* _Objective_: From the entries below, pull out each line where "content" appears.

#####

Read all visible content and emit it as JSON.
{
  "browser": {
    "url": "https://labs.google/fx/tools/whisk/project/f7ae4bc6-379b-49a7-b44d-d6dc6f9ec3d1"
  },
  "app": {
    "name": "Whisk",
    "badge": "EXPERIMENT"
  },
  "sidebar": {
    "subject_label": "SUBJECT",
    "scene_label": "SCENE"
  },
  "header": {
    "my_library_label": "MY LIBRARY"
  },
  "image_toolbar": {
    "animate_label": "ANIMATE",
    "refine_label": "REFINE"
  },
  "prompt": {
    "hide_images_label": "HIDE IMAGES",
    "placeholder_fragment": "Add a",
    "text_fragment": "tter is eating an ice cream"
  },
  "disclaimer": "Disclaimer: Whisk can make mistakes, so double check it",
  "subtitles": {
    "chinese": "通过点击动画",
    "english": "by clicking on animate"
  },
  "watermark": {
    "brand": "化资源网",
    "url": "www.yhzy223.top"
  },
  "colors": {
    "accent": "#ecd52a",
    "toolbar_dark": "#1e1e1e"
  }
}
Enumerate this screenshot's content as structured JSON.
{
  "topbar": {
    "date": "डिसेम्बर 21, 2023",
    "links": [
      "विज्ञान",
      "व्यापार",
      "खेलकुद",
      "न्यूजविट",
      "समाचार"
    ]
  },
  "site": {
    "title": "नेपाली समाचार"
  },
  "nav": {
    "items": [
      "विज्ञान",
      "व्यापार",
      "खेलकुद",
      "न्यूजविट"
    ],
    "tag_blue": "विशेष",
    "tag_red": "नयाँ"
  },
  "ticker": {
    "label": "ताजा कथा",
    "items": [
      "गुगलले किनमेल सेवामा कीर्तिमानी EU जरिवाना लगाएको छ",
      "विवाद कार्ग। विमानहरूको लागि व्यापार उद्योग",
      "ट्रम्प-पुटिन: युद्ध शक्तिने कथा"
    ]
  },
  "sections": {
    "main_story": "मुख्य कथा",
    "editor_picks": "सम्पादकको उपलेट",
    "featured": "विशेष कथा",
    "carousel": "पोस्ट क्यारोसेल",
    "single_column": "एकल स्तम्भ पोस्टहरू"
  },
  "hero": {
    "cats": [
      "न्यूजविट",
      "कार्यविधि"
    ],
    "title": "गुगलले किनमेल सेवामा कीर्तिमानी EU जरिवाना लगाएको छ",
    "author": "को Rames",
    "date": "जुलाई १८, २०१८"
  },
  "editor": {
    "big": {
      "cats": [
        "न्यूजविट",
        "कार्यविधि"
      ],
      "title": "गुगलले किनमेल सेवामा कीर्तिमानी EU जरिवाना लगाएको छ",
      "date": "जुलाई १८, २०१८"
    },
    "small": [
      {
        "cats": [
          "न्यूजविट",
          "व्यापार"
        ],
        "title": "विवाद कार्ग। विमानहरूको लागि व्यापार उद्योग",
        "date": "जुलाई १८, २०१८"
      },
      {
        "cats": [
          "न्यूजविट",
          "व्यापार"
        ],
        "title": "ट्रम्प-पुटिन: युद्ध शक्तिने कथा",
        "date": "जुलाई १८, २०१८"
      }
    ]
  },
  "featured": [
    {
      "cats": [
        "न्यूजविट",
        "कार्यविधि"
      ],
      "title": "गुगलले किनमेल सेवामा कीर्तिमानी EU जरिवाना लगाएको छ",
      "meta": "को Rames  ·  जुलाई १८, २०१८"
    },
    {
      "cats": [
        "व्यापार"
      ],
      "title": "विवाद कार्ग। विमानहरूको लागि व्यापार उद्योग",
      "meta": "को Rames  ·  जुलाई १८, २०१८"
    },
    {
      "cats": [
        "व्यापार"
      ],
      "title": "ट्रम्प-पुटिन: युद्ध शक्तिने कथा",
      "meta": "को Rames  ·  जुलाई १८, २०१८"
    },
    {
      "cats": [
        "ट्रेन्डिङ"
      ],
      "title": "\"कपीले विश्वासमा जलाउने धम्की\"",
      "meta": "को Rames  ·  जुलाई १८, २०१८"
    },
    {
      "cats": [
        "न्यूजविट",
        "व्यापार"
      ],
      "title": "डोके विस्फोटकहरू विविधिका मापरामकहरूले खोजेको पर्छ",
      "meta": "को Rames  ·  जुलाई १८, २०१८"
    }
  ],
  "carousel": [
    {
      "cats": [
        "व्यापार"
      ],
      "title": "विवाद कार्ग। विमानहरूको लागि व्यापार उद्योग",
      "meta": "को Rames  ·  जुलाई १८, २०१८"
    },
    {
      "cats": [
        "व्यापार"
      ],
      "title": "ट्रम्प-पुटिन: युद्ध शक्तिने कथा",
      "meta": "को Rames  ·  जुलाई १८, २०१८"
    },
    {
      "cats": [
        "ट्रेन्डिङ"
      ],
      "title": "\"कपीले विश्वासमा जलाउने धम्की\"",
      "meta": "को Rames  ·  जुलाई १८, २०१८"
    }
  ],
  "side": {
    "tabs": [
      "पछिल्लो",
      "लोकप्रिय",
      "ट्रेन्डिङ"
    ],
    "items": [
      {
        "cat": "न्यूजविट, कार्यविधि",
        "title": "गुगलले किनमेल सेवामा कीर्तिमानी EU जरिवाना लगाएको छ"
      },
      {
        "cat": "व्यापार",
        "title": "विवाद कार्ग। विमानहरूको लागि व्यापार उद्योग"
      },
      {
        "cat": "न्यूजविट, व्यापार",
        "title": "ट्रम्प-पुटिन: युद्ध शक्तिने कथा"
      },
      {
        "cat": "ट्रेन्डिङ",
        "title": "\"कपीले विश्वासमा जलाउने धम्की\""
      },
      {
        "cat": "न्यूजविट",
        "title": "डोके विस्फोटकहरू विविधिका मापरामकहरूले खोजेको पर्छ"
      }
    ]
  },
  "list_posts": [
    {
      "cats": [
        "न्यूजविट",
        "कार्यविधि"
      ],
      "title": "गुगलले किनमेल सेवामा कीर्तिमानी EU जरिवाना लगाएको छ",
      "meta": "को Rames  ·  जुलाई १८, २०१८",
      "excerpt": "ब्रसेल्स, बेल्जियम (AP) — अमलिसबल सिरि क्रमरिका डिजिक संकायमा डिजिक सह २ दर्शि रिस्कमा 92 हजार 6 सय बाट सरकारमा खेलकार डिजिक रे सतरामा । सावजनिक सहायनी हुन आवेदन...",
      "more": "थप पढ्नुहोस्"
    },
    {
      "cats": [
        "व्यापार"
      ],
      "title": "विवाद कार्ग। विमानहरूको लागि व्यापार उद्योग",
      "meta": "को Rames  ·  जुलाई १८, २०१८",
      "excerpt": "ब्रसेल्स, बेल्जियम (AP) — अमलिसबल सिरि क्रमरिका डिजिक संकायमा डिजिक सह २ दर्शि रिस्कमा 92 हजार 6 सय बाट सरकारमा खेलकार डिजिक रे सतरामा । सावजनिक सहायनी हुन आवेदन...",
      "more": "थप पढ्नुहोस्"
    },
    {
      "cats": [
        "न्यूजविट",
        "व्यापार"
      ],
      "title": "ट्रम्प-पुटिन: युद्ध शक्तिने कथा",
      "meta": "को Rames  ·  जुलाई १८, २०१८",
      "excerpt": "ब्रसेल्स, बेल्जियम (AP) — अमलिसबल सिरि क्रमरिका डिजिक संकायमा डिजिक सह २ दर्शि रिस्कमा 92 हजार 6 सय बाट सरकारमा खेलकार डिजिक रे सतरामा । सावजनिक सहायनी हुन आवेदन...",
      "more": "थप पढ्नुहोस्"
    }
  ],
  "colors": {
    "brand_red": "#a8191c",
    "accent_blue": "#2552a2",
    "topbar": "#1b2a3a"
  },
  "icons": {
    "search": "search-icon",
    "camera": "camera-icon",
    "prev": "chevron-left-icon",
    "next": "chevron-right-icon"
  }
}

#####

* _Exercise answer_:
Read all visible content and emit it as JSON.
Enumerate this screenshot's content as structured JSON.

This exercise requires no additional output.